Dataset excerpts:
------------------------

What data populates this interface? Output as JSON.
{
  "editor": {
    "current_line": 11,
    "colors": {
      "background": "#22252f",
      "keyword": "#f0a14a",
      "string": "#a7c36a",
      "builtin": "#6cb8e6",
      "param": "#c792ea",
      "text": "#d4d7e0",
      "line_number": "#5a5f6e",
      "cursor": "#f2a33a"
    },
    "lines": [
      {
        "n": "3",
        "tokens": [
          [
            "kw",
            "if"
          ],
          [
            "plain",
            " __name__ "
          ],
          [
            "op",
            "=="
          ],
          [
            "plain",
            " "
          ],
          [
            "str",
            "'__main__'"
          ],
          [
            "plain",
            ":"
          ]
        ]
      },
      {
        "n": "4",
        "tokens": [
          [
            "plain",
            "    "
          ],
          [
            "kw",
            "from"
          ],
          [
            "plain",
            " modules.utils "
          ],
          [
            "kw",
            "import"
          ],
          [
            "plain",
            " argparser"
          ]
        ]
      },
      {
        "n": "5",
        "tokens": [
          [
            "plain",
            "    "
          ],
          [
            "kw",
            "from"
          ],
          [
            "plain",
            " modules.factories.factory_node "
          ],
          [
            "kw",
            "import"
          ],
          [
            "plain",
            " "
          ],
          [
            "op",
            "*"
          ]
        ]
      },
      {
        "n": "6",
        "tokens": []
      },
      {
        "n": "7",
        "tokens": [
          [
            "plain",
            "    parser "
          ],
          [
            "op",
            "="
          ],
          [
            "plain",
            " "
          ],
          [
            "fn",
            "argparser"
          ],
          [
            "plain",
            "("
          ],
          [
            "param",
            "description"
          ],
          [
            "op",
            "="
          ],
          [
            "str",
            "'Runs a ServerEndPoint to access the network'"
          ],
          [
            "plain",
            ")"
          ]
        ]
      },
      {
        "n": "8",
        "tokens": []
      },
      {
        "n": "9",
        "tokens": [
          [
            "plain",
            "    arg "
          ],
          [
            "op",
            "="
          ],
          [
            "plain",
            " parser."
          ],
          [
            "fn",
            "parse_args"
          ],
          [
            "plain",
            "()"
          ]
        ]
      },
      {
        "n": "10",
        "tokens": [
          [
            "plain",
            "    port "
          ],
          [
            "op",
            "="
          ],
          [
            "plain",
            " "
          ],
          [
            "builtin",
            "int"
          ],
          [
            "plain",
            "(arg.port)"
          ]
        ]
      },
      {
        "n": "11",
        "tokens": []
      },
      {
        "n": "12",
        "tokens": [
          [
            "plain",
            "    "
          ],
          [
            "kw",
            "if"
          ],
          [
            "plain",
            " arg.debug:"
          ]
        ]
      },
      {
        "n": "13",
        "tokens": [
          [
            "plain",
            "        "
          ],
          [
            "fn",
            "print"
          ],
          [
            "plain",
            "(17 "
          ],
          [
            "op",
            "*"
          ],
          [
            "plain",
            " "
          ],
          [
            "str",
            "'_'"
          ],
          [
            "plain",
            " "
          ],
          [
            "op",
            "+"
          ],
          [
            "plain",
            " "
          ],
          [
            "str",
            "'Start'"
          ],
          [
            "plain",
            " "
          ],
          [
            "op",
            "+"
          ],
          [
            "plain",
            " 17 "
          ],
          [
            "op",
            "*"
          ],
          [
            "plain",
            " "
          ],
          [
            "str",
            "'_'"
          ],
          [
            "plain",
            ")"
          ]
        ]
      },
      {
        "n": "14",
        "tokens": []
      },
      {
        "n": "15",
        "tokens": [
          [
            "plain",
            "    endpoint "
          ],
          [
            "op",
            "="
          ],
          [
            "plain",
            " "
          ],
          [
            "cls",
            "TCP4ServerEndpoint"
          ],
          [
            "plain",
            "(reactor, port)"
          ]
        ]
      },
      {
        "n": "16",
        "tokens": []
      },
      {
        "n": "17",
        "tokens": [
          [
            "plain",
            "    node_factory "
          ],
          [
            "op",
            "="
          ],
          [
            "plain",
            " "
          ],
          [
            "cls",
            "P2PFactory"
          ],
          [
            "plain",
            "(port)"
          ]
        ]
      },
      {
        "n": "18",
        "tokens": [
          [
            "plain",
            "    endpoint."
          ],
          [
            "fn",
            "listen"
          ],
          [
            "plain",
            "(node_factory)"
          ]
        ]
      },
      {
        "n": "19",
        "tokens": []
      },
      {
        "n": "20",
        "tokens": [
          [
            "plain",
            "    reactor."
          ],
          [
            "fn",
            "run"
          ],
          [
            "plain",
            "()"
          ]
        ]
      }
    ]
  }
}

------------------------

● **PROBLEM DESCRIPTION**:
Extract the complete listing verbatim.

● **EXERCISE RESPONSE**:
What data populates this interface? Output as JSON.
{
  "editor": {
    "current_line": 11,
    "colors": {
      "background": "#22252f",
      "keyword": "#f0a14a",
      "string": "#a7c36a",
      "builtin": "#6cb8e6",
      "param": "#c792ea",
      "text": "#d4d7e0",
      "line_number": "#5a5f6e",
      "cursor": "#f2a33a"
    },
    "lines": [
      {
        "n": "3",
        "tokens": [
          [
            "kw",
            "if"
          ],
          [
            "plain",
            " __name__ "
          ],
          [
            "op",
            "=="
          ],
          [
            "plain",
            " "
          ],
          [
            "str",
            "'__main__'"
          ],
          [
            "plain",
            ":"
          ]
        ]
      },
      {
        "n": "4",
        "tokens": [
          [
            "plain",
            "    "
          ],
          [
            "kw",
            "from"
          ],
          [
            "plain",
            " modules.utils "
          ],
          [
            "kw",
            "import"
          ],
          [
            "plain",
            " argparser"
          ]
        ]
      },
      {
        "n": "5",
        "tokens": [
          [
            "plain",
            "    "
          ],
          [
            "kw",
            "from"
          ],
          [
            "plain",
            " modules.factories.factory_node "
          ],
          [
            "kw",
            "import"
          ],
          [
            "plain",
            " "
          ],
          [
            "op",
            "*"
          ]
        ]
      },
      {
        "n": "6",
        "tokens": []
      },
      {
        "n": "7",
        "tokens": [
          [
            "plain",
            "    parser "
          ],
          [
            "op",
            "="
          ],
          [
            "plain",
            " "
          ],
          [
            "fn",
            "argparser"
          ],
          [
            "plain",
            "("
          ],
          [
            "param",
            "description"
          ],
          [
            "op",
            "="
          ],
          [
            "str",
            "'Runs a ServerEndPoint to access the network'"
          ],
          [
            "plain",
            ")"
          ]
        ]
      },
      {
        "n": "8",
        "tokens": []
      },
      {
        "n": "9",
        "tokens": [
          [
            "plain",
            "    arg "
          ],
          [
            "op",
            "="
          ],
          [
            "plain",
            " parser."
          ],
          [
            "fn",
            "parse_args"
          ],
          [
            "plain",
            "()"
          ]
        ]
      },
      {
        "n": "10",
        "tokens": [
          [
            "plain",
            "    port "
          ],
          [
            "op",
            "="
          ],
          [
            "plain",
            " "
          ],
          [
            "builtin",
            "int"
          ],
          [
            "plain",
            "(arg.port)"
          ]
        ]
      },
      {
        "n": "11",
        "tokens": []
      },
      {
        "n": "12",
        "tokens": [
          [
            "plain",
            "    "
          ],
          [
            "kw",
            "if"
          ],
          [
            "plain",
            " arg.debug:"
          ]
        ]
      },
      {
        "n": "13",
        "tokens": [
          [
            "plain",
            "        "
          ],
          [
            "fn",
            "print"
          ],
          [
            "plain",
            "(17 "
          ],
          [
            "op",
            "*"
          ],
          [
            "plain",
            " "
          ],
          [
            "str",
            "'_'"
          ],
          [
            "plain",
            " "
          ],
          [
            "op",
            "+"
          ],
          [
            "plain",
            " "
          ],
          [
            "str",
            "'Start'"
          ],
          [
            "plain",
            " "
          ],
          [
            "op",
            "+"
          ],
          [
            "plain",
            " 17 "
          ],
          [
            "op",
            "*"
          ],
          [
            "plain",
            " "
          ],
          [
            "str",
            "'_'"
          ],
          [
            "plain",
            ")"
          ]
        ]
      },
      {
        "n": "14",
        "tokens": []
      },
      {
        "n": "15",
        "tokens": [
          [
            "plain",
            "    endpoint "
          ],
          [
            "op",
            "="
          ],
          [
            "plain",
            " "
          ],
          [
            "cls",
            "TCP4ServerEndpoint"
          ],
          [
            "plain",
            "(reactor, port)"
          ]
        ]
      },
      {
        "n": "16",
        "tokens": []
      },
      {
        "n": "17",
        "tokens": [
          [
            "plain",
            "    node_factory "
          ],
          [
            "op",
            "="
          ],
          [
            "plain",
            " "
          ],
          [
            "cls",
            "P2PFactory"
          ],
          [
            "plain",
            "(port)"
          ]
        ]
      },
      {
        "n": "18",
        "tokens": [
          [
            "plain",
            "    endpoint."
          ],
          [
            "fn",
            "listen"
          ],
          [
            "plain",
            "(node_factory)"
          ]
        ]
      },
      {
        "n": "19",
        "tokens": []
      },
      {
        "n": "20",
        "tokens": [
          [
            "plain",
            "    reactor."
          ],
          [
            "fn",
            "run"
          ],
          [
            "plain",
            "()"
          ]
        ]
      }
    ]
  }
}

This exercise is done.